(Figure collection entries)

__________

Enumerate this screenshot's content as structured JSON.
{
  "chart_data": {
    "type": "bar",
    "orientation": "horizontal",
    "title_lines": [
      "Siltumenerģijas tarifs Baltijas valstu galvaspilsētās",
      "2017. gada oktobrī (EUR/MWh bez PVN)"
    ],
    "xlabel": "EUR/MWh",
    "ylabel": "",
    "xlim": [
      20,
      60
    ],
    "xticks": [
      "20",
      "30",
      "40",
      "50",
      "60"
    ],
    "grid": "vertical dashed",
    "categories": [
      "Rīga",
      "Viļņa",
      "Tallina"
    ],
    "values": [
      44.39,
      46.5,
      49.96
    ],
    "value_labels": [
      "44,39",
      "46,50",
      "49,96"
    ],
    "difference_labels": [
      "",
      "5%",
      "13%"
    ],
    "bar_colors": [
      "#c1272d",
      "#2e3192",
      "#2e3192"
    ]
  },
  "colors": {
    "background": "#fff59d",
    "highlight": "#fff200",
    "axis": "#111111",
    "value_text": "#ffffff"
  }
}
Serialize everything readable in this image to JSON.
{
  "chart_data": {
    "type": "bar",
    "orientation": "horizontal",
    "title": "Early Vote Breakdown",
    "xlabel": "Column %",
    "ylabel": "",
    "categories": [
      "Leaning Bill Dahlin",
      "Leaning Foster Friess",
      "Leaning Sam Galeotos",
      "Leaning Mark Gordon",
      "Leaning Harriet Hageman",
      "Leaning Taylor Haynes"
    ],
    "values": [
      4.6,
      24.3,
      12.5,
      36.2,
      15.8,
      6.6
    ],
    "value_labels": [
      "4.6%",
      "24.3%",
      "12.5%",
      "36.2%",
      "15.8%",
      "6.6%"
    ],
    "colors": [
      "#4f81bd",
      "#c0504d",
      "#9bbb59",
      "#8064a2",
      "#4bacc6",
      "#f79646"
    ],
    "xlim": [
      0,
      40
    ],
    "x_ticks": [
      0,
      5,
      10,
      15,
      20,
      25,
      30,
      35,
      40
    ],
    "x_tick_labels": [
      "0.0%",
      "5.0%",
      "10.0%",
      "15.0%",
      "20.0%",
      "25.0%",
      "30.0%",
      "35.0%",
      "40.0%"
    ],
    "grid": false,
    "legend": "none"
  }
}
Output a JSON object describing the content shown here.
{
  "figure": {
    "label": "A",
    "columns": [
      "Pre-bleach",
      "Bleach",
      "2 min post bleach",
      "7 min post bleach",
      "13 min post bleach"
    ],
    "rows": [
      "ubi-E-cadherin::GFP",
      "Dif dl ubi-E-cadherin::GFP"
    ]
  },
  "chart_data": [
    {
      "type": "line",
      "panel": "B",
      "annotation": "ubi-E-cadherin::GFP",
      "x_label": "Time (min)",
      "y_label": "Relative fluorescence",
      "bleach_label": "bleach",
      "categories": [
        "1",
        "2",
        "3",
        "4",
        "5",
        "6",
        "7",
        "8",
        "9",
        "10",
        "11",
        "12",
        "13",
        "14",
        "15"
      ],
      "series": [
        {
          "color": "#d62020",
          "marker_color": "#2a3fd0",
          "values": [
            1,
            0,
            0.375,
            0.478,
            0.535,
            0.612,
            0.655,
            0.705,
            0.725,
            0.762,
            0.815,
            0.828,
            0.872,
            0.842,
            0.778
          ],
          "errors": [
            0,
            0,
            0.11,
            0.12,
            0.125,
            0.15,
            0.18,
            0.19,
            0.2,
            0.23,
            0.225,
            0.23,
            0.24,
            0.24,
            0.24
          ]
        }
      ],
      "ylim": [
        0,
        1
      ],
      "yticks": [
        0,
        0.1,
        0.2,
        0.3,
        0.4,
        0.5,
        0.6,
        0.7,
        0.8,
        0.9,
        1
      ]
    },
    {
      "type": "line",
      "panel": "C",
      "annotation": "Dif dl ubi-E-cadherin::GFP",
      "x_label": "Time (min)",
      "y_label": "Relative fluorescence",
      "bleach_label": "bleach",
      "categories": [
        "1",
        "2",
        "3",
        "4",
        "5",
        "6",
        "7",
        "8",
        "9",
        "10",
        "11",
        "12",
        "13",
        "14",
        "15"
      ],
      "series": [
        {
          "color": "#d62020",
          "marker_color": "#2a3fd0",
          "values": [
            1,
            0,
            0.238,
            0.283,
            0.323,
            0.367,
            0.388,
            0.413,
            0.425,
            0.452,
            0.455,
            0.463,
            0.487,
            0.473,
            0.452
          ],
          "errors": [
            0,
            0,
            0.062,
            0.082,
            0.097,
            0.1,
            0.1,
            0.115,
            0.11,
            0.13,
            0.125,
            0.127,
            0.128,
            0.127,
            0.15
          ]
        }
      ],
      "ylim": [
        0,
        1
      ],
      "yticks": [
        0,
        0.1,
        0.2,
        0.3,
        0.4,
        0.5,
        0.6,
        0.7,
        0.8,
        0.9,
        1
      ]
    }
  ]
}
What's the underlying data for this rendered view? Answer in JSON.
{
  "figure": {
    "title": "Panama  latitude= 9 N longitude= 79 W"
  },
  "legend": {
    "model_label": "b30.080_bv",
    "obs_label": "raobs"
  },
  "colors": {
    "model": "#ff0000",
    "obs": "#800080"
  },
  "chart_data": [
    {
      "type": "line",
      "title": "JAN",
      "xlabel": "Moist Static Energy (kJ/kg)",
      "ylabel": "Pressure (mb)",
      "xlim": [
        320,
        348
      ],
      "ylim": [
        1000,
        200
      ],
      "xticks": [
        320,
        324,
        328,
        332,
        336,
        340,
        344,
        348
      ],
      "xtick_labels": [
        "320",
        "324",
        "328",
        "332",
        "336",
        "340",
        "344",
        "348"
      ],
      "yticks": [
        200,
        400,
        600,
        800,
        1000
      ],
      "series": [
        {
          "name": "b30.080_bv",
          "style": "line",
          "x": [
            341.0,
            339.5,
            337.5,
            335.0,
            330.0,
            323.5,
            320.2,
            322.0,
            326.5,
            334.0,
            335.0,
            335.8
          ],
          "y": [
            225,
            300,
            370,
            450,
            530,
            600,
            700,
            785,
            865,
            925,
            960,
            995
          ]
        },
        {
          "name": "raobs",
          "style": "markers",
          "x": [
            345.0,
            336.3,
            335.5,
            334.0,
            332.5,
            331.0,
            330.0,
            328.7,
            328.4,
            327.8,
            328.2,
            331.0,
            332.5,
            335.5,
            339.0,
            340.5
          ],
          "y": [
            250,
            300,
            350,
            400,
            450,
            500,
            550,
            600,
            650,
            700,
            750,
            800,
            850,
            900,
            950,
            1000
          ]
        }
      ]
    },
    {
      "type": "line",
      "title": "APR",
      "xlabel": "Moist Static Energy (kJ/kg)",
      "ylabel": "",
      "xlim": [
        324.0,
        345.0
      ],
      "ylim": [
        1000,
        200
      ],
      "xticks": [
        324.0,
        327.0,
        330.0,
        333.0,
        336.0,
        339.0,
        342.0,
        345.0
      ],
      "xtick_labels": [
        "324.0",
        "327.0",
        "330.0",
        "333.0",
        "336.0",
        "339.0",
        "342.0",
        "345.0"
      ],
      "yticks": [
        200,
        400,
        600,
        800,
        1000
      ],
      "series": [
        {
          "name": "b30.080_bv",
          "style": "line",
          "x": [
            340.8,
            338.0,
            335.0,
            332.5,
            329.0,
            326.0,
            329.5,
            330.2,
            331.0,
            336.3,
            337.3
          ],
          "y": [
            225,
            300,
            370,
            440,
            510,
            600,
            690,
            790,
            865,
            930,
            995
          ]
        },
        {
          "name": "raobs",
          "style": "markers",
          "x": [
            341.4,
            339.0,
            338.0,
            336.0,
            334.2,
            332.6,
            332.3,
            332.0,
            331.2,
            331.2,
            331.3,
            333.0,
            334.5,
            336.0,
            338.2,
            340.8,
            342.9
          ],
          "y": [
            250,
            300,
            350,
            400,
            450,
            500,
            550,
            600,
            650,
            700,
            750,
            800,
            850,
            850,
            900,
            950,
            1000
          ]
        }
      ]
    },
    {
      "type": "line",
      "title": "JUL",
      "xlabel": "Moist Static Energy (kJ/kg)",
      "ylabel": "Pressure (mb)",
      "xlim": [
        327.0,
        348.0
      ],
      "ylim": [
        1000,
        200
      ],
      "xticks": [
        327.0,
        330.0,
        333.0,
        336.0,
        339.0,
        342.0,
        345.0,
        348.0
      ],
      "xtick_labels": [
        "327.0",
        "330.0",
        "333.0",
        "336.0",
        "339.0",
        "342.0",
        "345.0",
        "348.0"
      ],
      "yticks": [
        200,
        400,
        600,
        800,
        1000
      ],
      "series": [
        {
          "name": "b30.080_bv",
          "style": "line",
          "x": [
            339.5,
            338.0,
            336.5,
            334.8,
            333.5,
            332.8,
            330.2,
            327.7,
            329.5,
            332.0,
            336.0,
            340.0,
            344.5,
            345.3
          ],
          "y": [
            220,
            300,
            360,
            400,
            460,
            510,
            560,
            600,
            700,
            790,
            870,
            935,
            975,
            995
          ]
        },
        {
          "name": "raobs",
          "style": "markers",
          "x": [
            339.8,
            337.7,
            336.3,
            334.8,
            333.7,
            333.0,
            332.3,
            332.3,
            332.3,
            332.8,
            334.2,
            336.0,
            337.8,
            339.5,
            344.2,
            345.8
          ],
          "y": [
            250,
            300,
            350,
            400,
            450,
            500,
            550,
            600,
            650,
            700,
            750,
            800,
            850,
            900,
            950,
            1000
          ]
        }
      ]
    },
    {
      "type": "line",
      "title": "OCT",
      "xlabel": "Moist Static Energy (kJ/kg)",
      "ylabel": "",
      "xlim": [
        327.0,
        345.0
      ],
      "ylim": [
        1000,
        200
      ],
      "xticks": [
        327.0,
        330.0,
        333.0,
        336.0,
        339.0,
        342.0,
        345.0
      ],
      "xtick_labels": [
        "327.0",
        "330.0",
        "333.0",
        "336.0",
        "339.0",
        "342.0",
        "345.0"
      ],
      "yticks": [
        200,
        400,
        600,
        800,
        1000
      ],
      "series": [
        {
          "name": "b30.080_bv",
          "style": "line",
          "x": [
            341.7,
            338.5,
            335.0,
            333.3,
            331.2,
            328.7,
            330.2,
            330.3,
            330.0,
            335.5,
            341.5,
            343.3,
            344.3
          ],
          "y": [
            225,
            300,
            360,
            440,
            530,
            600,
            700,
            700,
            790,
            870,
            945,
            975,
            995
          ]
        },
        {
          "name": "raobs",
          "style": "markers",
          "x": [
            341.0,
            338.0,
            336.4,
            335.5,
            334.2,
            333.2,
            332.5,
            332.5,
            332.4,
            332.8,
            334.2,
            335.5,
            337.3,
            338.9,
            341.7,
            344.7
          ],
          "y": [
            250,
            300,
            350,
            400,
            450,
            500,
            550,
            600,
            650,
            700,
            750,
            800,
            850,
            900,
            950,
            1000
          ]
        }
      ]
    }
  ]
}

__________

Using the listing above, locate the lines that hold "cadherin" and copy each one.

The result:
      "ubi-E-cadherin::GFP",
      "Dif dl ubi-E-cadherin::GFP"
      "annotation": "ubi-E-cadherin::GFP",
      "annotation": "Dif dl ubi-E-cadherin::GFP",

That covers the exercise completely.